> _WORK TO DO_: All of the records below should be output exactly.
· · · · · · ·
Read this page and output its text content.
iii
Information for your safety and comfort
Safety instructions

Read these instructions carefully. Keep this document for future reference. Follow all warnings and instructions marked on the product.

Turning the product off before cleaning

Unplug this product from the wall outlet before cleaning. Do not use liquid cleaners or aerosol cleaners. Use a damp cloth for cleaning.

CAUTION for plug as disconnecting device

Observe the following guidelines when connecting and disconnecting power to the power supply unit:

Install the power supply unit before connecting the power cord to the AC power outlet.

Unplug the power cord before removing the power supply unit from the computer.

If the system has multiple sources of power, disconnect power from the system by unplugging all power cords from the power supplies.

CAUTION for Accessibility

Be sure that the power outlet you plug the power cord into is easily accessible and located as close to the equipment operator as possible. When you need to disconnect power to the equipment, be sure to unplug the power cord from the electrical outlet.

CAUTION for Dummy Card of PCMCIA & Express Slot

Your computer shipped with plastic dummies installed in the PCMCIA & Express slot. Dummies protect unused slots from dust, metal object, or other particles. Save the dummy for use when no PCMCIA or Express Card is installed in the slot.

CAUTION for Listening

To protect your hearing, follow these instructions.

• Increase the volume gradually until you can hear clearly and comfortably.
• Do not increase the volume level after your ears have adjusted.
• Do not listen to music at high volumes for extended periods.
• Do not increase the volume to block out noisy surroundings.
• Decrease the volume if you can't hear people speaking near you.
· · · · · · ·
> _WRITTEN RESPONSE_:
Read this page and output its text content.
iii
Information for your safety and comfort
Safety instructions

Read these instructions carefully. Keep this document for future reference. Follow all warnings and instructions marked on the product.

Turning the product off before cleaning

Unplug this product from the wall outlet before cleaning. Do not use liquid cleaners or aerosol cleaners. Use a damp cloth for cleaning.

CAUTION for plug as disconnecting device

Observe the following guidelines when connecting and disconnecting power to the power supply unit:

Install the power supply unit before connecting the power cord to the AC power outlet.

Unplug the power cord before removing the power supply unit from the computer.

If the system has multiple sources of power, disconnect power from the system by unplugging all power cords from the power supplies.

CAUTION for Accessibility

Be sure that the power outlet you plug the power cord into is easily accessible and located as close to the equipment operator as possible. When you need to disconnect power to the equipment, be sure to unplug the power cord from the electrical outlet.

CAUTION for Dummy Card of PCMCIA & Express Slot

Your computer shipped with plastic dummies installed in the PCMCIA & Express slot. Dummies protect unused slots from dust, metal object, or other particles. Save the dummy for use when no PCMCIA or Express Card is installed in the slot.

CAUTION for Listening

To protect your hearing, follow these instructions.

• Increase the volume gradually until you can hear clearly and comfortably.
• Do not increase the volume level after your ears have adjusted.
• Do not listen to music at high volumes for extended periods.
• Do not increase the volume to block out noisy surroundings.
• Decrease the volume if you can't hear people speaking near you.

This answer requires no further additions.